==== DATA

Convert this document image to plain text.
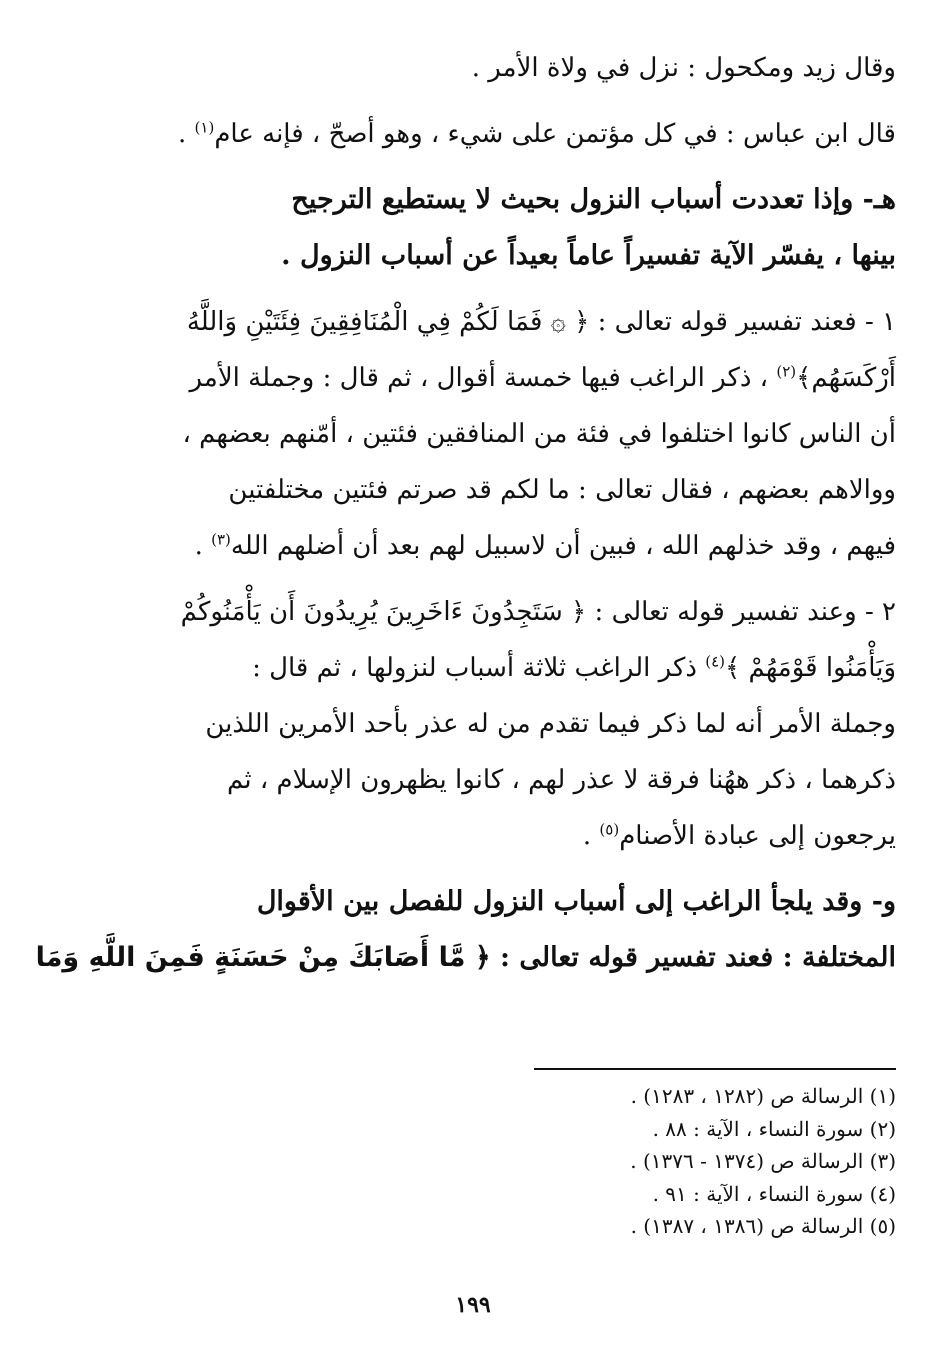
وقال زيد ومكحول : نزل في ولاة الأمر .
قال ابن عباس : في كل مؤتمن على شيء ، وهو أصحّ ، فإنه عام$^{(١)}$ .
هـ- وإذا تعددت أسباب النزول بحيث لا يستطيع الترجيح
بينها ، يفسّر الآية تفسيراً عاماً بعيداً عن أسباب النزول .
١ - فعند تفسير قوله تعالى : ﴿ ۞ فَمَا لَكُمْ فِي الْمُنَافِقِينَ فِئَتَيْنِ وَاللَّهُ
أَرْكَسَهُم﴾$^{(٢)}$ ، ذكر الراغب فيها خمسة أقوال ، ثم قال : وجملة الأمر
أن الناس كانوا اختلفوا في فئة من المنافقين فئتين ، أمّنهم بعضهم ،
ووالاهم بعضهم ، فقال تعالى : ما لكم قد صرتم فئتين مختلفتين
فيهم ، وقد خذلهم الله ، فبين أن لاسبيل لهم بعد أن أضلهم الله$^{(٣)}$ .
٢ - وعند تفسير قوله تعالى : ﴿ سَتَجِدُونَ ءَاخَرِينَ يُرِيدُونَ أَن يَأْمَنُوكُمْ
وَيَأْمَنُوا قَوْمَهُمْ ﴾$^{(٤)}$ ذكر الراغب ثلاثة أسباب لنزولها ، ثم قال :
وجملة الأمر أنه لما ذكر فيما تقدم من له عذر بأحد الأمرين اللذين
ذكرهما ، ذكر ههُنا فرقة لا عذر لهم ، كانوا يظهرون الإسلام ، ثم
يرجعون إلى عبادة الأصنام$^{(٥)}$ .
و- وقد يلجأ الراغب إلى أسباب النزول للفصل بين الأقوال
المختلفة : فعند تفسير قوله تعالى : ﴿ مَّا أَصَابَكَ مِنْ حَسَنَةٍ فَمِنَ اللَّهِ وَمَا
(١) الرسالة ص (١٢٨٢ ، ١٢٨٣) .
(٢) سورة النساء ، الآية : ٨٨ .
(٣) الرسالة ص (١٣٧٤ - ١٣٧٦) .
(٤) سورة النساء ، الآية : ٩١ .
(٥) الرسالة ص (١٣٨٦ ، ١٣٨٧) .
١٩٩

========

_DIRECTIONS_.
Give an exact reproduction of every line, leaving out any picture.

_RESULT OF THIS TASK_.
Convert this document image to plain text.
وقال زيد ومكحول : نزل في ولاة الأمر .
قال ابن عباس : في كل مؤتمن على شيء ، وهو أصحّ ، فإنه عام$^{(١)}$ .
هـ- وإذا تعددت أسباب النزول بحيث لا يستطيع الترجيح
بينها ، يفسّر الآية تفسيراً عاماً بعيداً عن أسباب النزول .
١ - فعند تفسير قوله تعالى : ﴿ ۞ فَمَا لَكُمْ فِي الْمُنَافِقِينَ فِئَتَيْنِ وَاللَّهُ
أَرْكَسَهُم﴾$^{(٢)}$ ، ذكر الراغب فيها خمسة أقوال ، ثم قال : وجملة الأمر
أن الناس كانوا اختلفوا في فئة من المنافقين فئتين ، أمّنهم بعضهم ،
ووالاهم بعضهم ، فقال تعالى : ما لكم قد صرتم فئتين مختلفتين
فيهم ، وقد خذلهم الله ، فبين أن لاسبيل لهم بعد أن أضلهم الله$^{(٣)}$ .
٢ - وعند تفسير قوله تعالى : ﴿ سَتَجِدُونَ ءَاخَرِينَ يُرِيدُونَ أَن يَأْمَنُوكُمْ
وَيَأْمَنُوا قَوْمَهُمْ ﴾$^{(٤)}$ ذكر الراغب ثلاثة أسباب لنزولها ، ثم قال :
وجملة الأمر أنه لما ذكر فيما تقدم من له عذر بأحد الأمرين اللذين
ذكرهما ، ذكر ههُنا فرقة لا عذر لهم ، كانوا يظهرون الإسلام ، ثم
يرجعون إلى عبادة الأصنام$^{(٥)}$ .
و- وقد يلجأ الراغب إلى أسباب النزول للفصل بين الأقوال
المختلفة : فعند تفسير قوله تعالى : ﴿ مَّا أَصَابَكَ مِنْ حَسَنَةٍ فَمِنَ اللَّهِ وَمَا
(١) الرسالة ص (١٢٨٢ ، ١٢٨٣) .
(٢) سورة النساء ، الآية : ٨٨ .
(٣) الرسالة ص (١٣٧٤ - ١٣٧٦) .
(٤) سورة النساء ، الآية : ٩١ .
(٥) الرسالة ص (١٣٨٦ ، ١٣٨٧) .
١٩٩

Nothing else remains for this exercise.